Attività richieste:
a) Quali oggetti gradevoli permessi ai monaci cita il testo sulla brama?
b) Aggiorna il testo sulla brama: riscrivi il passo da "Praticando l’ascolto interiore, cominciamo" a "tempo a fantasticare.", mettendo "sognare a occhi aperti" al posto di "fantasticare".
c) Indica se le seguenti affermazioni concordano con il testo sulla brama: (i) la brama a volte non ha un oggetto preciso; (ii) la brama va condannata; (iii) si può essere testimoni anche del desiderio di sbarazzarsi di ciò che si ha.
=== Pagina ===
Praticando l’ascolto interiore, cominciamo a riconoscere il sussurro del senso di colpa, del rimorso e del desiderio, dell’invidia e della paura, della brama e dell’avidità. A volte ascolterete cosa dice la brama: “Vorrei, devo avere, devo avere, voglio, voglio!”. A volte non ha neppure un oggetto preciso. Non può esserci una brama senza oggetto, per cui le troviamo un oggetto. Il desiderio di ottenere: “Voglio qualcosa, voglio qualcosa! Devo averlo, voglio…” Ascoltate la mente, forse lo sentirete. Di solito riusciamo a trovare un oggetto per la nostra brama, per esempio il sesso, oppure passiamo il tempo a fantasticare.
La brama può prendere la forma del cercare qualcosa da mangiare, o in cui immergersi completamente, del diventare qualcosa, o unirsi a qualcosa. La brama sta sempre di vedetta, sempre alla ricerca di un oggetto. Può essere un oggetto gradevole permesso ai monaci, come una bella veste o una ciotola o un cibo saporito. Notate la tendenza a volerlo, a toccarlo, cercare di procurarselo, averlo, possederlo, appropriarsene, consumarlo. È la brama, una forza della natura che va riconosciuta; non condannata pensando “sono un individuo spregevole perché desidero”, perché anche questo fa da rinforzo all’io, vi pare? Come se dovessimo essere completamente esenti da brama, come se esistessero esseri umani che non fanno esperienza del desiderio!
Sono condizioni naturali che dobbiamo riconoscere e notare; non per condannarle, ma per comprenderle. Così cominciamo veramente a conoscere il movimento mentale della brama, dell’avidità, del ricercare qualcosa, come pure del desiderio di farla finita con qualcosa. Anche di questo si può essere testimoni, del desiderio di sbarazzarci di quello che abbiamo, di una situazione o anche del dolore: “Voglio farla finita con questo dolore, con le mie debolezze, con il torpore, con la mia irrequietezza; con la mia brama. Voglio liberarmi di tutto ciò che mi dà fastidio. Perché Dio ha creato le zanzare? Voglio liberarmi dalle seccature”.
=== Dati di partenza ===
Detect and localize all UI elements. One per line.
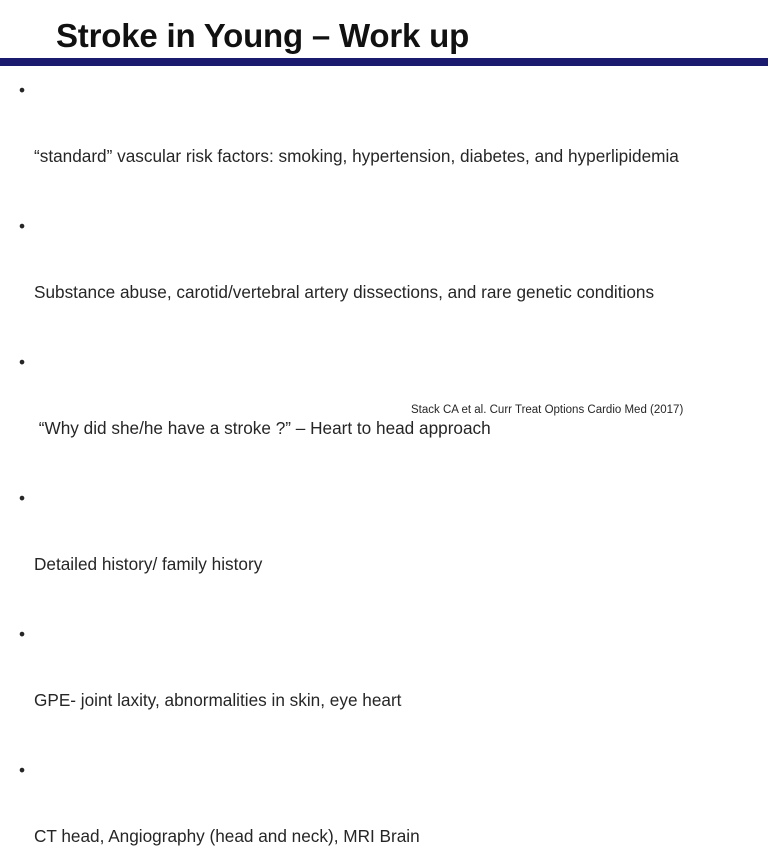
===
Soluzioni:
a) Una bella veste, una ciotola o un cibo saporito.

b)
Praticando l’ascolto interiore, cominciamo a riconoscere il sussurro del senso di colpa, del rimorso e del desiderio, dell’invidia e della paura, della brama e dell’avidità. A volte ascolterete cosa dice la brama: “Vorrei, devo avere, devo avere, voglio, voglio!”. A volte non ha neppure un oggetto preciso. Non può esserci una brama senza oggetto, per cui le troviamo un oggetto. Il desiderio di ottenere: “Voglio qualcosa, voglio qualcosa! Devo averlo, voglio…” Ascoltate la mente, forse lo sentirete. Di solito riusciamo a trovare un oggetto per la nostra brama, per esempio il sesso, oppure passiamo il tempo a sognare a occhi aperti.

c)
(i) Sì: "A volte non ha neppure un oggetto preciso."
(ii) No: "È la brama, una forza della natura che va riconosciuta; non condannata"
(iii) Sì: "Anche di questo si può essere testimoni, del desiderio di sbarazzarci di quello che abbiamo"